DOCUMENT SOURCE -
--

Guerres secrètes en Indochine
La guerre d’Indochine, sous ses multiples aspects, n’a pas fini de susciter l’intérêt des lecteurs, à en juger par le nombre d’ouvrages sur le sujet qui continuent à paraître en librairie. La plupart ont pour auteurs des témoins des événements, plutôt que des chercheurs, sans doute pour quelque temps, puisque les archives officielles ne sont pas encore tombées dans le domaine public. Quelques-uns de ces témoins se limitent strictement à ce qu’ils ont personnellement vécu, mais d’autres élargissent le sujet et s’essayent, avec plus ou moins de bonheur, à de véritables synthèses historiques.
L’ouvrage d’Henri Jacquin participe, peu ou prou, à ces deux tendances. Disons tout de suite que seules les pages inspirées par la première, autrement dit les témoignages à proprement parler, présentent un véritable intérêt. Le reste ressort plutôt au genre des « considérations » personnelles, souvent imprécises, et au minimum sujettes à caution.
Retenons donc surtout les chapitres que l’auteur a consacré à ce qui s’est passé directement dans son champ d’observation, c’est-à-dire dans les domaines où s’exerçait son activité professionnelle, au cours de séjours successifs en Indochine qui durèrent au total 15 ans, entre 1937 et 1954 (qui dit mieux ?).

--

INFORMATIONS AFFICHÉES -

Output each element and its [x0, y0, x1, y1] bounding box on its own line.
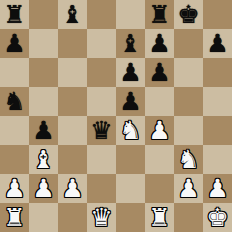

--

SÉRIE D'EXERCICES -
**a.** Recopiez tel quel, dans le compte rendu sur les guerres secrètes en Indochine, le passage qui s'ouvre sur les mots contenant « L’ouvrage d’Henri Jacquin » et se clôt sur « sujettes à caution. ».
**b.** Répondez à ces questions d'après le compte rendu sur les guerres secrètes en Indochine :
(i) Pourquoi la plupart des ouvrages sur le sujet ont-ils pour auteurs des témoins plutôt que des chercheurs ?
(ii) Dans l'ouvrage d'Henri Jacquin, quelles pages présentent un véritable intérêt ?
(iii) Combien d'années au total ont duré les séjours de l'auteur en Indochine ?
**c.** Poursuivez le compte rendu sur les guerres secrètes en Indochine à la suite de sa dernière phrase.

LES RÉSULTATS -
**a.**
L’ouvrage d’Henri Jacquin participe, peu ou prou, à ces deux tendances. Disons tout de suite que seules les pages inspirées par la première, autrement dit les témoignages à proprement parler, présentent un véritable intérêt. Le reste ressort plutôt au genre des « considérations » personnelles, souvent imprécises, et au minimum sujettes à caution.

**b.**
(i) Les archives officielles ne sont pas encore tombées dans le domaine public.
(ii) Les pages inspirées par la première tendance, autrement dit les témoignages à proprement parler.
(iii) 15 ans, entre 1937 et 1954.

**c.**
Le lecteur, même averti, y trouvera largement de quoi satisfaire sa curiosité sur certains aspects peu connus, et pour cause, de nos activités en Indochine – le travail des services secrets. Et non seulement celui de nos propres agents, mais de ceux des autres puissances qui avaient des raisons, avant et pendant la guerre, de s’intéresser à ce qui se passait en Indochine, afin d’essayer d’y intervenir : États-Unis, Union soviétique (URSS), Chine… pour ne citer que les principales. Il s’agissait essentiellement pour ces pays, soit de favoriser, soit de contrecarrer les ambitions et les entreprises de tel ou tel parmi les partis, groupes ou groupuscules vietnamiens qui cherchaient à modifier, par la subversion d’abord, puis par la force, le régime issu du statut colonial que nous cherchions à faire prévaloir. Henri Jacquin fut, par moments, particulièrement bien placé pour connaître les dessous de ces différentes menées et des tractations auxquelles elles donnèrent lieu. Détient-il pour autant toute la vérité sur les raisons de notre échec en Indochine ? On peut en douter.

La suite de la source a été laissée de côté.